Stored data entries
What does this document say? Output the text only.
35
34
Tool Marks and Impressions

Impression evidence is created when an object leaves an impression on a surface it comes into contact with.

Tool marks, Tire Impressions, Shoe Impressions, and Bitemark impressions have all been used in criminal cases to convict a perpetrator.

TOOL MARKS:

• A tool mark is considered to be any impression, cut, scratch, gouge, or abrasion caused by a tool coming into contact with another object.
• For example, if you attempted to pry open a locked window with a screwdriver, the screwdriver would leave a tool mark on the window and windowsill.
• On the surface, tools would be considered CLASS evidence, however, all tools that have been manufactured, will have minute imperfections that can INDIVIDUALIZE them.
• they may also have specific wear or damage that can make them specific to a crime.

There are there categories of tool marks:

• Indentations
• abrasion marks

> _What to work on_
Could you quote the material above in full, exactly as it stands?

> _Task result_
What does this document say? Output the text only.
35
34
Tool Marks and Impressions

Impression evidence is created when an object leaves an impression on a surface it comes into contact with.

Tool marks, Tire Impressions, Shoe Impressions, and Bitemark impressions have all been used in criminal cases to convict a perpetrator.

TOOL MARKS:

• A tool mark is considered to be any impression, cut, scratch, gouge, or abrasion caused by a tool coming into contact with another object.
• For example, if you attempted to pry open a locked window with a screwdriver, the screwdriver would leave a tool mark on the window and windowsill.
• On the surface, tools would be considered CLASS evidence, however, all tools that have been manufactured, will have minute imperfections that can INDIVIDUALIZE them.
• they may also have specific wear or damage that can make them specific to a crime.

There are there categories of tool marks:

• Indentations
• abrasion marks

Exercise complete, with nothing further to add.